- [DIRECTION 1]: Please repeat the stretch of the map description from "The map units" through "Humboldt Range (RM-EHR)", word for word.

- [TEXT PASSAGE]:
>> start
Title: Geologic map of the Secret Valley quadrangle, Elko County, Nevada
Author: Arthur W. Snoke, Keith A. Howard, and Seth Dee
Year: 2021
Series: Map 189
Version:
Format: plate: 33 x 29.5 inches, color; text: 21 pages, color
Scale: 1:24,000
This 1:24,000-scale, color geologic map of the Secret Valley 7.5-minute quadrangle in Elko County, Nevada includes descriptions of 32 geologic map units and one cross section. Accompanying text includes detailed discussions of structural geology, conditions of metamorphism, full unit descriptions, and references.
The map units in the Secret Valley quadrangle range
from Holocene to Neoproterozoic in age. The map area provides exceptional
exposures of a west-rooted, (i.e., originally west-dipping), normal-sense late
Oligocene mylonitic shear zone (~1+ km thick) and an associated middle Miocene
(17–15 Ma) detachment-fault system. These characteristic structural features
are important components of the Ruby Mountains–East Humboldt Range (RM-EHR)
>> end
Element position data
>> start
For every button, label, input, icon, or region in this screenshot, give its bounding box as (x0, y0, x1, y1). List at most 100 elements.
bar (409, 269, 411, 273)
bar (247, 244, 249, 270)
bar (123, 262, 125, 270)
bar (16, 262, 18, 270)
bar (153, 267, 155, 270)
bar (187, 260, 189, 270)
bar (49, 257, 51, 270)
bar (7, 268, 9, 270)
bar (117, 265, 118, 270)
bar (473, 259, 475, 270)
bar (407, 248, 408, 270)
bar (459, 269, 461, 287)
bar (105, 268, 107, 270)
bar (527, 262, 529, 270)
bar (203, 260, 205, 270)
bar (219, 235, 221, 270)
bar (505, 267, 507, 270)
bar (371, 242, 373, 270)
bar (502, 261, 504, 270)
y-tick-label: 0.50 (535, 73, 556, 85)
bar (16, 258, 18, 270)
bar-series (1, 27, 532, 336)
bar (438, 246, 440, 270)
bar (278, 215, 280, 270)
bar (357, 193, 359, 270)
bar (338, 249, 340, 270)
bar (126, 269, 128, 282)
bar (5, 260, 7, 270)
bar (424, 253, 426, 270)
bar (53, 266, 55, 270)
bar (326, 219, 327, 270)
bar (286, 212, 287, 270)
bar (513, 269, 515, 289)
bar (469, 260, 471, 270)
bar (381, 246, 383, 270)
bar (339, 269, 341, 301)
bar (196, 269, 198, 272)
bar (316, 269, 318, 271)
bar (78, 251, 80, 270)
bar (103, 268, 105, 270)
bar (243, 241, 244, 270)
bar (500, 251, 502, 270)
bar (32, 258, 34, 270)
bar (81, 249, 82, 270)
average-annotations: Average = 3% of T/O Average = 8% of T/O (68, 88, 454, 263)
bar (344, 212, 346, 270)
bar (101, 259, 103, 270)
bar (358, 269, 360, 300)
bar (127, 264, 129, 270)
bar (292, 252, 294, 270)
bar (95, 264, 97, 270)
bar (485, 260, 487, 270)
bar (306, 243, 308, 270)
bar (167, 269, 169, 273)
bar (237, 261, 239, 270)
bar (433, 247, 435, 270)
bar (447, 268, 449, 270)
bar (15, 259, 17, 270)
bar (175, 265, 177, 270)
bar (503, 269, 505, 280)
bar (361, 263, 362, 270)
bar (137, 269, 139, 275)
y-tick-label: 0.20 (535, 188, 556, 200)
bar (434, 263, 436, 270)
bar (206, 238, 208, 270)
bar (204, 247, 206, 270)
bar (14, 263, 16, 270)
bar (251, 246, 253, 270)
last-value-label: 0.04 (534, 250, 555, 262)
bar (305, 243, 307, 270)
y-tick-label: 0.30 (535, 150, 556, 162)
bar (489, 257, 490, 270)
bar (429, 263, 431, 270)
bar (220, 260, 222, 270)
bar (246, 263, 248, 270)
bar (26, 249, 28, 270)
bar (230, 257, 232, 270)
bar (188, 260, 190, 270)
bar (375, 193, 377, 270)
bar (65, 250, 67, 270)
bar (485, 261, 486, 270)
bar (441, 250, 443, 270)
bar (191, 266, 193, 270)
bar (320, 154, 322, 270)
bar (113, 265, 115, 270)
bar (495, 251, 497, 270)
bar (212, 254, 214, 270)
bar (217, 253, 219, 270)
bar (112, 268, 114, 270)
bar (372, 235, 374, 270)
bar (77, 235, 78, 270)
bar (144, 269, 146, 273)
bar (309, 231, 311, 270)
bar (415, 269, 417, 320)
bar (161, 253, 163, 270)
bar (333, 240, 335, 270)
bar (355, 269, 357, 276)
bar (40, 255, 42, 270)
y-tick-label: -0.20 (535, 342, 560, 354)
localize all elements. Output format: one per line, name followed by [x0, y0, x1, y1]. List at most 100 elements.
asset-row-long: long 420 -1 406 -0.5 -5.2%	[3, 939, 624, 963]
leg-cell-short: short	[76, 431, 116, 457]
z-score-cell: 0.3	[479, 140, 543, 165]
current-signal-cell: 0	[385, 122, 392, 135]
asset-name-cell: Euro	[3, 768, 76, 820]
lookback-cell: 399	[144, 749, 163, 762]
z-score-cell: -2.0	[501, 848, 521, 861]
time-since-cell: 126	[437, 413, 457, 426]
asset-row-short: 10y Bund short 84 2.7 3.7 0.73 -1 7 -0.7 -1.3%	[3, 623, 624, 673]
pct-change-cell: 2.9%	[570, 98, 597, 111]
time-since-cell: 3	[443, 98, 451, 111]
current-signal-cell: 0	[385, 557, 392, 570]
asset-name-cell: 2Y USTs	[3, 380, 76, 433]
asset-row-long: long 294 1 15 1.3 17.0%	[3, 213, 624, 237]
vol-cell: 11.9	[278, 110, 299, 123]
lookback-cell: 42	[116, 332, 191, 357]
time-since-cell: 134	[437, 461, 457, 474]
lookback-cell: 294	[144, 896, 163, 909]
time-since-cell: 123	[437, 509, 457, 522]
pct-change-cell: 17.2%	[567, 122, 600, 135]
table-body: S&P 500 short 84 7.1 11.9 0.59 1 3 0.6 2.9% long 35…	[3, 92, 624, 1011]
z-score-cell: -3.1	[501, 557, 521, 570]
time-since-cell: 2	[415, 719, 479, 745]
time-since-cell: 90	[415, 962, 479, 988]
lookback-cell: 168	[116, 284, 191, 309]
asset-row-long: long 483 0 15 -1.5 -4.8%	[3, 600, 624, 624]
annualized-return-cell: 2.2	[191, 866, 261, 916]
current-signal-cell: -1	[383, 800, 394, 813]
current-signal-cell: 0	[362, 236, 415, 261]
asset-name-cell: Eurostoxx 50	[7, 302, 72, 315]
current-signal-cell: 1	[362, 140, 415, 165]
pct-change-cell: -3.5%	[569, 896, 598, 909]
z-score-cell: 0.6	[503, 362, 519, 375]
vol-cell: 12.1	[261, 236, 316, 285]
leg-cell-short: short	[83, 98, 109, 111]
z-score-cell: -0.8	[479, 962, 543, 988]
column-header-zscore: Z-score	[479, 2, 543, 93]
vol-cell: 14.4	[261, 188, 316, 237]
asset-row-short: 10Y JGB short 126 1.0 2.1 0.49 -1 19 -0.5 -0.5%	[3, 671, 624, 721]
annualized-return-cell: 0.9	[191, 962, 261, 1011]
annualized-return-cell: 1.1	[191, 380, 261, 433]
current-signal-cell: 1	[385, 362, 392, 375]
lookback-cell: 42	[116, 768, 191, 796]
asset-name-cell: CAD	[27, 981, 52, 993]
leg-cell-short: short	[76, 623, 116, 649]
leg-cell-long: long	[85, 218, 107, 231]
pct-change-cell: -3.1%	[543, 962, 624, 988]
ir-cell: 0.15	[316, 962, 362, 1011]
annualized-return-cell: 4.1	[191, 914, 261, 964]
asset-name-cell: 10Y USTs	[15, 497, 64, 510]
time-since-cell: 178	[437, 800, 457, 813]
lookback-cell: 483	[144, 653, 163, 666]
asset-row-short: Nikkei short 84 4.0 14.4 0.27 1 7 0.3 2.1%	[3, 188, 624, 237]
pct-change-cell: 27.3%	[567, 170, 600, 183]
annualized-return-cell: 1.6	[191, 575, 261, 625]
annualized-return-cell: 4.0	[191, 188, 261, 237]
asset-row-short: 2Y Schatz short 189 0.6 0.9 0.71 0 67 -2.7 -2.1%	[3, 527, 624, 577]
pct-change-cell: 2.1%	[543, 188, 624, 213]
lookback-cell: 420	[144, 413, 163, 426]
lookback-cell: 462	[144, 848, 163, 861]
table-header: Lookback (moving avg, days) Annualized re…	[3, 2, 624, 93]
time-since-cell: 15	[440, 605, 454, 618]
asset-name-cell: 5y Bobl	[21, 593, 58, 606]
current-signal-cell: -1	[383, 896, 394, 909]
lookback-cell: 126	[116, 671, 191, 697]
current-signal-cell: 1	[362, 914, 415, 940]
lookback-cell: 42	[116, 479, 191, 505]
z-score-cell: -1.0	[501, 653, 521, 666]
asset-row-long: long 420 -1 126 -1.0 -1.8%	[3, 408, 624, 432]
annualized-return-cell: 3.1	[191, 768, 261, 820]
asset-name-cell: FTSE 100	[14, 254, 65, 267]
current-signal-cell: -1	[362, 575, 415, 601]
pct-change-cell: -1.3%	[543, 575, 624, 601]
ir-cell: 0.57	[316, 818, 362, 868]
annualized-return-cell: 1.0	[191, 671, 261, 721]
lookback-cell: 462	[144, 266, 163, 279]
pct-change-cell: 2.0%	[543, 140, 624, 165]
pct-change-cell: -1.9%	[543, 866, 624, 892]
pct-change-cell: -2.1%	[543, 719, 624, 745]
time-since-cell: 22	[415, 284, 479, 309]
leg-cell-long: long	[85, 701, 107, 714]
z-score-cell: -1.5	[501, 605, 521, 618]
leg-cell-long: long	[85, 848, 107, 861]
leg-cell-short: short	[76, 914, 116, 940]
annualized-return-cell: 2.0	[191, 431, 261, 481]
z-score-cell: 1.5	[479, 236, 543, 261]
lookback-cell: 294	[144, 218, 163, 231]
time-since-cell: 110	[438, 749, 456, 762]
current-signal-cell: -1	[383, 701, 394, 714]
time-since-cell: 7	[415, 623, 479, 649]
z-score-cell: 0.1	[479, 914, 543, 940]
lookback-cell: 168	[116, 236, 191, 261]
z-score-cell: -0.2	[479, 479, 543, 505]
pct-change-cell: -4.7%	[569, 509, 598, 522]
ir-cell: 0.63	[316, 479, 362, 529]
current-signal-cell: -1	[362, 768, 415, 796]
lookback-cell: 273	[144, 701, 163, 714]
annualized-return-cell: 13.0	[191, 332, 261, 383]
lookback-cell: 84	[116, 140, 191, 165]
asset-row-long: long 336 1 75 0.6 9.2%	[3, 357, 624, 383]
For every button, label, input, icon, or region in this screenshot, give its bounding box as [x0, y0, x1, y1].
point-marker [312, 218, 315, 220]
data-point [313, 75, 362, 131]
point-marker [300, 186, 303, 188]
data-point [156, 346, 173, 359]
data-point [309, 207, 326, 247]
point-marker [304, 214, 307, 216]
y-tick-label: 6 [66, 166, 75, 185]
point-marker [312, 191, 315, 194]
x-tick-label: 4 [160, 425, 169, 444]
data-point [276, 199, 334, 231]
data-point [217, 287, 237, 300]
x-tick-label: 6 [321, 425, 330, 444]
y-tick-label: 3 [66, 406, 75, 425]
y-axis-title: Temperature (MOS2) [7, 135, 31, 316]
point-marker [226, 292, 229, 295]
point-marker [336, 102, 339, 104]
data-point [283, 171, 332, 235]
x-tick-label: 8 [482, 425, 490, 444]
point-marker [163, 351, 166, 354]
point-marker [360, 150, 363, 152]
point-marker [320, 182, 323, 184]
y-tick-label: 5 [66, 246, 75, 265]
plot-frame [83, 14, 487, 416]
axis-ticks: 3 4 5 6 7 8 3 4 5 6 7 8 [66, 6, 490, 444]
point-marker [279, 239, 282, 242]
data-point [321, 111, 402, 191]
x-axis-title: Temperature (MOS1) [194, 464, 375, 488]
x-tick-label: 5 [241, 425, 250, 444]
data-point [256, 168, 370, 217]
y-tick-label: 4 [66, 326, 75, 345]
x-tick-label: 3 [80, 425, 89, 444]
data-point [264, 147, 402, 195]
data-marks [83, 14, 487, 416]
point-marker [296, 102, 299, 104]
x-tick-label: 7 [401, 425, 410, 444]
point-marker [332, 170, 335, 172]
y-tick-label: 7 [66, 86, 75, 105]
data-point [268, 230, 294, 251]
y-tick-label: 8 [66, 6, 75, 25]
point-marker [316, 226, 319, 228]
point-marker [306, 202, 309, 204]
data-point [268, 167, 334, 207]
>> end
- [DIRECTION 2]: Reproduce the entries exactly as they appear, from the first entry through the line that contains "bar (292, 252, 294, 270)", including that line.

- [EXERCISE RESPONSE 1]:
The map units in the Secret Valley quadrangle range
from Holocene to Neoproterozoic in age. The map area provides exceptional
exposures of a west-rooted, (i.e., originally west-dipping), normal-sense late
Oligocene mylonitic shear zone (~1+ km thick) and an associated middle Miocene
(17–15 Ma) detachment-fault system. These characteristic structural features
are important components of the Ruby Mountains–East Humboldt Range (RM-EHR)

- [EXERCISE RESPONSE 2]:
For every button, label, input, icon, or region in this screenshot, give its bounding box as (x0, y0, x1, y1). List at most 100 elements.
bar (409, 269, 411, 273)
bar (247, 244, 249, 270)
bar (123, 262, 125, 270)
bar (16, 262, 18, 270)
bar (153, 267, 155, 270)
bar (187, 260, 189, 270)
bar (49, 257, 51, 270)
bar (7, 268, 9, 270)
bar (117, 265, 118, 270)
bar (473, 259, 475, 270)
bar (407, 248, 408, 270)
bar (459, 269, 461, 287)
bar (105, 268, 107, 270)
bar (527, 262, 529, 270)
bar (203, 260, 205, 270)
bar (219, 235, 221, 270)
bar (505, 267, 507, 270)
bar (371, 242, 373, 270)
bar (502, 261, 504, 270)
y-tick-label: 0.50 (535, 73, 556, 85)
bar (16, 258, 18, 270)
bar-series (1, 27, 532, 336)
bar (438, 246, 440, 270)
bar (278, 215, 280, 270)
bar (357, 193, 359, 270)
bar (338, 249, 340, 270)
bar (126, 269, 128, 282)
bar (5, 260, 7, 270)
bar (424, 253, 426, 270)
bar (53, 266, 55, 270)
bar (326, 219, 327, 270)
bar (286, 212, 287, 270)
bar (513, 269, 515, 289)
bar (469, 260, 471, 270)
bar (381, 246, 383, 270)
bar (339, 269, 341, 301)
bar (196, 269, 198, 272)
bar (316, 269, 318, 271)
bar (78, 251, 80, 270)
bar (103, 268, 105, 270)
bar (243, 241, 244, 270)
bar (500, 251, 502, 270)
bar (32, 258, 34, 270)
bar (81, 249, 82, 270)
average-annotations: Average = 3% of T/O Average = 8% of T/O (68, 88, 454, 263)
bar (344, 212, 346, 270)
bar (101, 259, 103, 270)
bar (358, 269, 360, 300)
bar (127, 264, 129, 270)
bar (292, 252, 294, 270)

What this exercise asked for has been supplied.